DIRECTIVE
Isolate every line in the data with the string "ChatGPT" and copy it.
*** PROVIDED RECORDS
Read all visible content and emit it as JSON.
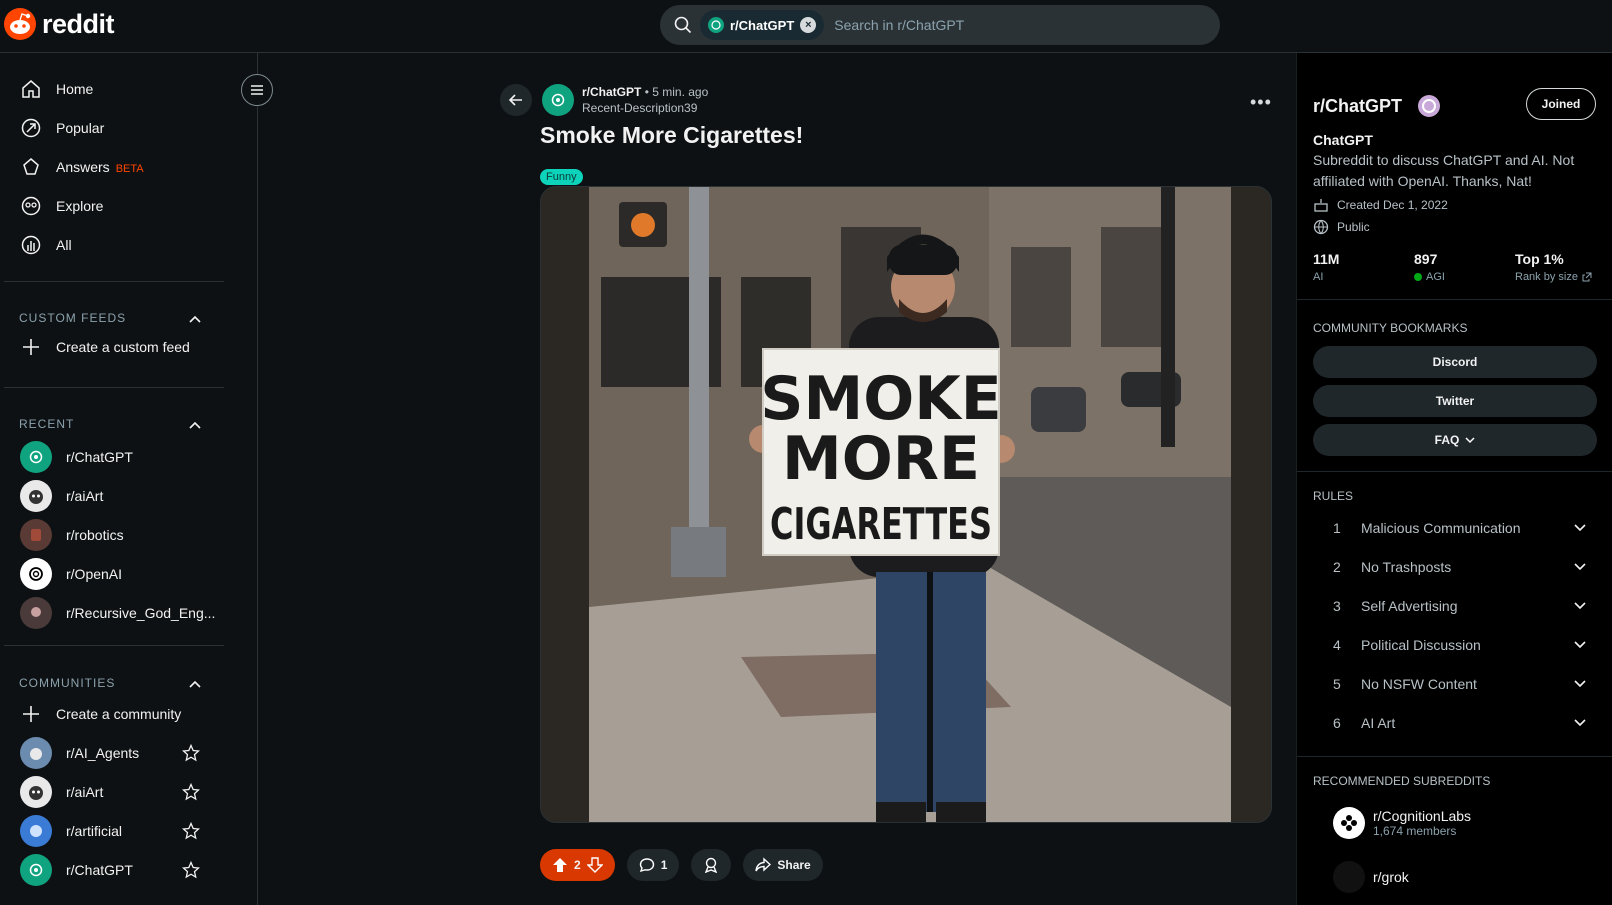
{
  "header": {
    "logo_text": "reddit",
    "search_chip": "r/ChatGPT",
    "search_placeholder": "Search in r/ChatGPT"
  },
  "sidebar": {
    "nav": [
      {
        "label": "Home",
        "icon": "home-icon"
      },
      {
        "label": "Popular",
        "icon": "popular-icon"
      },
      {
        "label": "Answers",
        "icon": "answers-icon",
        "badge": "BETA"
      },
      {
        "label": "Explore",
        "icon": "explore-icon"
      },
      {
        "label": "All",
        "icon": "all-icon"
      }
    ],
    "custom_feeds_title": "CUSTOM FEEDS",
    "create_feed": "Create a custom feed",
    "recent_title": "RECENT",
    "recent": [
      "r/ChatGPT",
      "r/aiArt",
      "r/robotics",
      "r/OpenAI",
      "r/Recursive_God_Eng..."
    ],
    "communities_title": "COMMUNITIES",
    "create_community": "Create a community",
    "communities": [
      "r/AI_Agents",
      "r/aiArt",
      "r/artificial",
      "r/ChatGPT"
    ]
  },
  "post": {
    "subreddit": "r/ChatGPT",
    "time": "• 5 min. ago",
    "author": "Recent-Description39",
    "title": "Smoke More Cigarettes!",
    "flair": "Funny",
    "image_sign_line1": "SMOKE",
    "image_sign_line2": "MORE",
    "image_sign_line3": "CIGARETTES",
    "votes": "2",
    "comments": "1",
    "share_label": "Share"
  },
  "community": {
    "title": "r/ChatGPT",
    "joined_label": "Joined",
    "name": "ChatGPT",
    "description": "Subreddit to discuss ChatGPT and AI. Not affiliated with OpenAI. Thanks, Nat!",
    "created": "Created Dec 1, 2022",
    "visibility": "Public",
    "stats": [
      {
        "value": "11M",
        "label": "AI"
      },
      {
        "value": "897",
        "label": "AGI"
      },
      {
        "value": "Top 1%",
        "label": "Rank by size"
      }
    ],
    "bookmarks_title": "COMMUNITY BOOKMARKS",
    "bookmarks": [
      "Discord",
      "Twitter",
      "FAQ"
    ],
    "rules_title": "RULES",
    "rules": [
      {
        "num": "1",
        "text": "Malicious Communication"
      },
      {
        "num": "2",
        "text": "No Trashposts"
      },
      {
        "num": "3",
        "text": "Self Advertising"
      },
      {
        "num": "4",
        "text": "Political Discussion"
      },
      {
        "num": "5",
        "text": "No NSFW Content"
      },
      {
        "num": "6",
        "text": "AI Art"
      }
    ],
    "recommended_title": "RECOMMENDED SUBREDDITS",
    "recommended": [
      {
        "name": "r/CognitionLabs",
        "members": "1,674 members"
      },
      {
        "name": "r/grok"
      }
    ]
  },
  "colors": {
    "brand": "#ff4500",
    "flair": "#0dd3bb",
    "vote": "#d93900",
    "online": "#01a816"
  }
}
******
*** PROVIDED RECORDS
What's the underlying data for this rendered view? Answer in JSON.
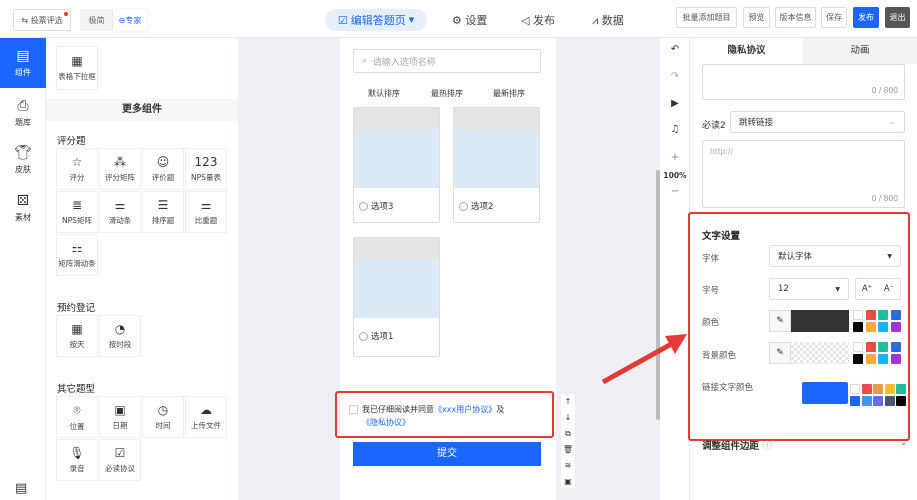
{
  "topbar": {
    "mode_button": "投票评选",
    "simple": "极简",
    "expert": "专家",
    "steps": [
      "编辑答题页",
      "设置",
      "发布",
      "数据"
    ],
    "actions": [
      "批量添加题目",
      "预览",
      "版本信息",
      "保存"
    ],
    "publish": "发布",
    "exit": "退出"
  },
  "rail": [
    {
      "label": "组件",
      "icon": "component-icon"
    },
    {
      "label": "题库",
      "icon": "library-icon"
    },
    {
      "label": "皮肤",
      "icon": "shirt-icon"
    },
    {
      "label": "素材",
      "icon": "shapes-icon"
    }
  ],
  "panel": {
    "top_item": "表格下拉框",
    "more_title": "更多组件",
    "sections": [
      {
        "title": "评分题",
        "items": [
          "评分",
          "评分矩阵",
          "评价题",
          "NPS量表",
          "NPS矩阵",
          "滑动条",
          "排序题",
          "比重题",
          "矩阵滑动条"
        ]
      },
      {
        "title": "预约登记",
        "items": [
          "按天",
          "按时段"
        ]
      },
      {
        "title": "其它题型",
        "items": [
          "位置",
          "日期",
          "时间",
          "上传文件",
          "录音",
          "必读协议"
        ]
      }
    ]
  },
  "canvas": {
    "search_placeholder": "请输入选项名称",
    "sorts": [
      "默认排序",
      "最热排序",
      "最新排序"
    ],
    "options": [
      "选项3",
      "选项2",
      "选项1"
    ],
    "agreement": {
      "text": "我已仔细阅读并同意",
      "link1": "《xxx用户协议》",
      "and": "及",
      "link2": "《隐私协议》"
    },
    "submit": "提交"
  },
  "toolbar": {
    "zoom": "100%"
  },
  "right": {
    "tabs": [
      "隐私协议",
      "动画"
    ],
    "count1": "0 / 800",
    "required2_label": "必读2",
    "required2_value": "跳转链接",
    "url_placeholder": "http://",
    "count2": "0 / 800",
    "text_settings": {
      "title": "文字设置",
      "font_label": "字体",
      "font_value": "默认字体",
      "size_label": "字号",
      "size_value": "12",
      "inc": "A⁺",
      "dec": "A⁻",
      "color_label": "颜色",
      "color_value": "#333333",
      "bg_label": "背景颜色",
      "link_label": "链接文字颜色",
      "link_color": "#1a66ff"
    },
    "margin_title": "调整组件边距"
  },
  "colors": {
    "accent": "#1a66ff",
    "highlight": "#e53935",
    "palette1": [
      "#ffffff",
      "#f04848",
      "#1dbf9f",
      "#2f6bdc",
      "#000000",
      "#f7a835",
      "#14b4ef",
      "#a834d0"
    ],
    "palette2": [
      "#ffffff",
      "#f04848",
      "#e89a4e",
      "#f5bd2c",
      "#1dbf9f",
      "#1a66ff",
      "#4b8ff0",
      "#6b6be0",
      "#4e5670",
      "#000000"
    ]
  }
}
******
THE RESPONSE
    "search_chip": "r/ChatGPT",
    "search_placeholder": "Search in r/ChatGPT"
      "r/ChatGPT",
      "r/ChatGPT"
    "subreddit": "r/ChatGPT",
    "title": "r/ChatGPT",
    "name": "ChatGPT",
    "description": "Subreddit to discuss ChatGPT and AI. Not affiliated with OpenAI. Thanks, Nat!",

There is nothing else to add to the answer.